Request
Which lines in the material below contain the word "Ἀμφικτίονες"? Copy each of them.

Source data
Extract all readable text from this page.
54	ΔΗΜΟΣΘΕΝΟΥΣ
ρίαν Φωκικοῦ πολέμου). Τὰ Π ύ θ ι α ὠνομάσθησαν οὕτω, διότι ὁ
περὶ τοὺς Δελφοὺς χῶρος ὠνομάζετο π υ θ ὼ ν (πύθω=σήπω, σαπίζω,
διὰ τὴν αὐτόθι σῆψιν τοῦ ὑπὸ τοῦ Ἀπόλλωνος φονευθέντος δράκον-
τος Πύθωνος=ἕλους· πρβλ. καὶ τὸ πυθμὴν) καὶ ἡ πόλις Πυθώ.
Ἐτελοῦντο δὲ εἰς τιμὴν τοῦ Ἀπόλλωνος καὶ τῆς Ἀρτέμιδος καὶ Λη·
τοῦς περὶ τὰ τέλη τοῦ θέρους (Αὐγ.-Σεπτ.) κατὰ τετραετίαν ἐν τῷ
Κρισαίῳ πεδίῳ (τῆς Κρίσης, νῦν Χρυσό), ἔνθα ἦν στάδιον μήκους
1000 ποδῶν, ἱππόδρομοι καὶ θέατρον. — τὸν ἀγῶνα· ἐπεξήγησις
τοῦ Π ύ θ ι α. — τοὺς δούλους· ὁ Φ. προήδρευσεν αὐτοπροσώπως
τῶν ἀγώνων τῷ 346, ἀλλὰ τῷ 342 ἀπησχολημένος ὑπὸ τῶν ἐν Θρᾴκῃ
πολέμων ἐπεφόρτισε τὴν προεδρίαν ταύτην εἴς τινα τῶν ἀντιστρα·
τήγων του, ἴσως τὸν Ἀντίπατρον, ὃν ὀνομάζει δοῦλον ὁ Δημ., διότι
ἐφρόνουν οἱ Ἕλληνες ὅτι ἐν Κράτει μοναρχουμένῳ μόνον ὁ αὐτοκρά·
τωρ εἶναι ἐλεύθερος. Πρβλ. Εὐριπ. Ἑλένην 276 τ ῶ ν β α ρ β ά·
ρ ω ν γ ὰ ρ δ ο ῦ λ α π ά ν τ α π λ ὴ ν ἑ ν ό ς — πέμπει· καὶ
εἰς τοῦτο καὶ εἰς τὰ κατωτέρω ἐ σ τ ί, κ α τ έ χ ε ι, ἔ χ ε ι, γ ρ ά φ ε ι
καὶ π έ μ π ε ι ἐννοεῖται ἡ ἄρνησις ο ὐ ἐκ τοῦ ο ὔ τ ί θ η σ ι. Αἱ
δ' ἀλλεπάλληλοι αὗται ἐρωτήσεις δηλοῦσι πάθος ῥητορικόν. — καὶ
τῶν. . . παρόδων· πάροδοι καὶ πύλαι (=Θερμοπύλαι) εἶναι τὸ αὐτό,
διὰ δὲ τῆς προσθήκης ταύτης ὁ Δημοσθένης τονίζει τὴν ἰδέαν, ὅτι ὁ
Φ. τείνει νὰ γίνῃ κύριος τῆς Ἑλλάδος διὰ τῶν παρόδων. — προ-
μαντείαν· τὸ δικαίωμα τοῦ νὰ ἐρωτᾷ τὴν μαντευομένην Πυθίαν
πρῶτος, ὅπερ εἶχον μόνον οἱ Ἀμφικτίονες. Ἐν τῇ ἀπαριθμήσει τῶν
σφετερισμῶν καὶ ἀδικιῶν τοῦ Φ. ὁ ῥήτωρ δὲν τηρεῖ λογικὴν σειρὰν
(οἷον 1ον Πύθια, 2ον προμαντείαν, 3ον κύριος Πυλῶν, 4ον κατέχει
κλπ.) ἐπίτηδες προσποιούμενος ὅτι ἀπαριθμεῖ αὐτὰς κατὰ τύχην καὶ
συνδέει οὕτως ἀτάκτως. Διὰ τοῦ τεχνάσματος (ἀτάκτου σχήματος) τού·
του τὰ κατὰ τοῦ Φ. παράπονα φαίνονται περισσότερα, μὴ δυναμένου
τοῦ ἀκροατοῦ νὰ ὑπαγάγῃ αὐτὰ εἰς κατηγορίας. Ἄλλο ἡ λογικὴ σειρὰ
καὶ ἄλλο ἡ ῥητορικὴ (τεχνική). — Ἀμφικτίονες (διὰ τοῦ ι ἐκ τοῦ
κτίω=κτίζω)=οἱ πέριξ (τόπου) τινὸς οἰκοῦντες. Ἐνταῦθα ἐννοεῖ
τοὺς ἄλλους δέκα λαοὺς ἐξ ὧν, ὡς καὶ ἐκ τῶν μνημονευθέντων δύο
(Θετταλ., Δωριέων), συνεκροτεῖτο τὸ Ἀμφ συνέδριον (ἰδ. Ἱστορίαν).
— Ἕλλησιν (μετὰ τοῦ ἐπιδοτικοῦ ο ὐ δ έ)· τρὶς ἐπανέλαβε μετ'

Written reply
πρῶτος, ὅπερ εἶχον μόνον οἱ Ἀμφικτίονες. Ἐν τῇ ἀπαριθμήσει τῶν
καὶ ἄλλο ἡ ῥητορικὴ (τεχνική). — Ἀμφικτίονες (διὰ τοῦ ι ἐκ τοῦ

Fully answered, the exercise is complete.